→ **Provided data**:
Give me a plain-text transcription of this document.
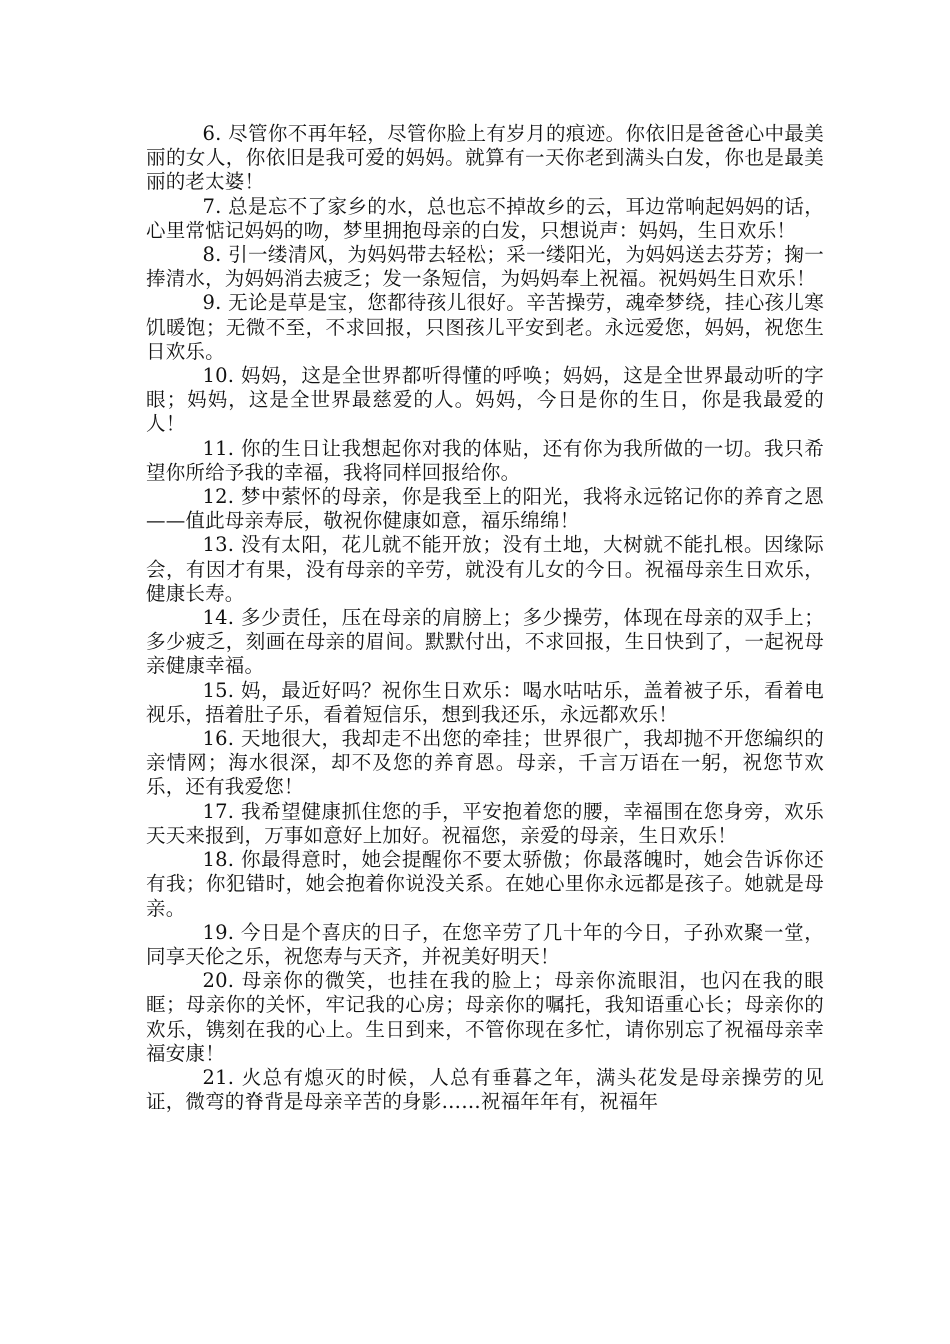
6. 尽管你不再年轻，尽管你脸上有岁月的痕迹。你依旧是爸爸心中最美丽的女人，你依旧是我可爱的妈妈。就算有一天你老到满头白发，你也是最美丽的老太婆！

7. 总是忘不了家乡的水，总也忘不掉故乡的云，耳边常响起妈妈的话，心里常惦记妈妈的吻，梦里拥抱母亲的白发，只想说声：妈妈，生日欢乐！

8. 引一缕清风，为妈妈带去轻松；采一缕阳光，为妈妈送去芬芳；掬一捧清水，为妈妈消去疲乏；发一条短信，为妈妈奉上祝福。祝妈妈生日欢乐！

9. 无论是草是宝，您都待孩儿很好。辛苦操劳，魂牵梦绕，挂心孩儿寒饥暖饱；无微不至，不求回报，只图孩儿平安到老。永远爱您，妈妈，祝您生日欢乐。

10. 妈妈，这是全世界都听得懂的呼唤；妈妈，这是全世界最动听的字眼；妈妈，这是全世界最慈爱的人。妈妈，今日是你的生日，你是我最爱的人！

11. 你的生日让我想起你对我的体贴，还有你为我所做的一切。我只希望你所给予我的幸福，我将同样回报给你。

12. 梦中萦怀的母亲，你是我至上的阳光，我将永远铭记你的养育之恩——值此母亲寿辰，敬祝你健康如意，福乐绵绵！

13. 没有太阳，花儿就不能开放；没有土地，大树就不能扎根。因缘际会，有因才有果，没有母亲的辛劳，就没有儿女的今日。祝福母亲生日欢乐，健康长寿。

14. 多少责任，压在母亲的肩膀上；多少操劳，体现在母亲的双手上；多少疲乏，刻画在母亲的眉间。默默付出，不求回报，生日快到了，一起祝母亲健康幸福。

15. 妈，最近好吗？祝你生日欢乐：喝水咕咕乐，盖着被子乐，看着电视乐，捂着肚子乐，看着短信乐，想到我还乐，永远都欢乐！

16. 天地很大，我却走不出您的牵挂；世界很广，我却抛不开您编织的亲情网；海水很深，却不及您的养育恩。母亲，千言万语在一躬，祝您节欢乐，还有我爱您！

17. 我希望健康抓住您的手，平安抱着您的腰，幸福围在您身旁，欢乐天天来报到，万事如意好上加好。祝福您，亲爱的母亲，生日欢乐！

18. 你最得意时，她会提醒你不要太骄傲；你最落魄时，她会告诉你还有我；你犯错时，她会抱着你说没关系。在她心里你永远都是孩子。她就是母亲。

19. 今日是个喜庆的日子，在您辛劳了几十年的今日，子孙欢聚一堂，同享天伦之乐，祝您寿与天齐，并祝美好明天！

20. 母亲你的微笑，也挂在我的脸上；母亲你流眼泪，也闪在我的眼眶；母亲你的关怀，牢记我的心房；母亲你的嘱托，我知语重心长；母亲你的欢乐，镌刻在我的心上。生日到来，不管你现在多忙，请你别忘了祝福母亲幸福安康！

21. 火总有熄灭的时候，人总有垂暮之年，满头花发是母亲操劳的见证，微弯的脊背是母亲辛苦的身影……祝福年年有，祝福年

→ **The problem**: Repeat the entries exactly. Pictures are excluded from the copy.

→ **Response to this task**:
Give me a plain-text transcription of this document.
6. 尽管你不再年轻，尽管你脸上有岁月的痕迹。你依旧是爸爸心中最美丽的女人，你依旧是我可爱的妈妈。就算有一天你老到满头白发，你也是最美丽的老太婆！

7. 总是忘不了家乡的水，总也忘不掉故乡的云，耳边常响起妈妈的话，心里常惦记妈妈的吻，梦里拥抱母亲的白发，只想说声：妈妈，生日欢乐！

8. 引一缕清风，为妈妈带去轻松；采一缕阳光，为妈妈送去芬芳；掬一捧清水，为妈妈消去疲乏；发一条短信，为妈妈奉上祝福。祝妈妈生日欢乐！

9. 无论是草是宝，您都待孩儿很好。辛苦操劳，魂牵梦绕，挂心孩儿寒饥暖饱；无微不至，不求回报，只图孩儿平安到老。永远爱您，妈妈，祝您生日欢乐。

10. 妈妈，这是全世界都听得懂的呼唤；妈妈，这是全世界最动听的字眼；妈妈，这是全世界最慈爱的人。妈妈，今日是你的生日，你是我最爱的人！

11. 你的生日让我想起你对我的体贴，还有你为我所做的一切。我只希望你所给予我的幸福，我将同样回报给你。

12. 梦中萦怀的母亲，你是我至上的阳光，我将永远铭记你的养育之恩——值此母亲寿辰，敬祝你健康如意，福乐绵绵！

13. 没有太阳，花儿就不能开放；没有土地，大树就不能扎根。因缘际会，有因才有果，没有母亲的辛劳，就没有儿女的今日。祝福母亲生日欢乐，健康长寿。

14. 多少责任，压在母亲的肩膀上；多少操劳，体现在母亲的双手上；多少疲乏，刻画在母亲的眉间。默默付出，不求回报，生日快到了，一起祝母亲健康幸福。

15. 妈，最近好吗？祝你生日欢乐：喝水咕咕乐，盖着被子乐，看着电视乐，捂着肚子乐，看着短信乐，想到我还乐，永远都欢乐！

16. 天地很大，我却走不出您的牵挂；世界很广，我却抛不开您编织的亲情网；海水很深，却不及您的养育恩。母亲，千言万语在一躬，祝您节欢乐，还有我爱您！

17. 我希望健康抓住您的手，平安抱着您的腰，幸福围在您身旁，欢乐天天来报到，万事如意好上加好。祝福您，亲爱的母亲，生日欢乐！

18. 你最得意时，她会提醒你不要太骄傲；你最落魄时，她会告诉你还有我；你犯错时，她会抱着你说没关系。在她心里你永远都是孩子。她就是母亲。

19. 今日是个喜庆的日子，在您辛劳了几十年的今日，子孙欢聚一堂，同享天伦之乐，祝您寿与天齐，并祝美好明天！

20. 母亲你的微笑，也挂在我的脸上；母亲你流眼泪，也闪在我的眼眶；母亲你的关怀，牢记我的心房；母亲你的嘱托，我知语重心长；母亲你的欢乐，镌刻在我的心上。生日到来，不管你现在多忙，请你别忘了祝福母亲幸福安康！

21. 火总有熄灭的时候，人总有垂暮之年，满头花发是母亲操劳的见证，微弯的脊背是母亲辛苦的身影……祝福年年有，祝福年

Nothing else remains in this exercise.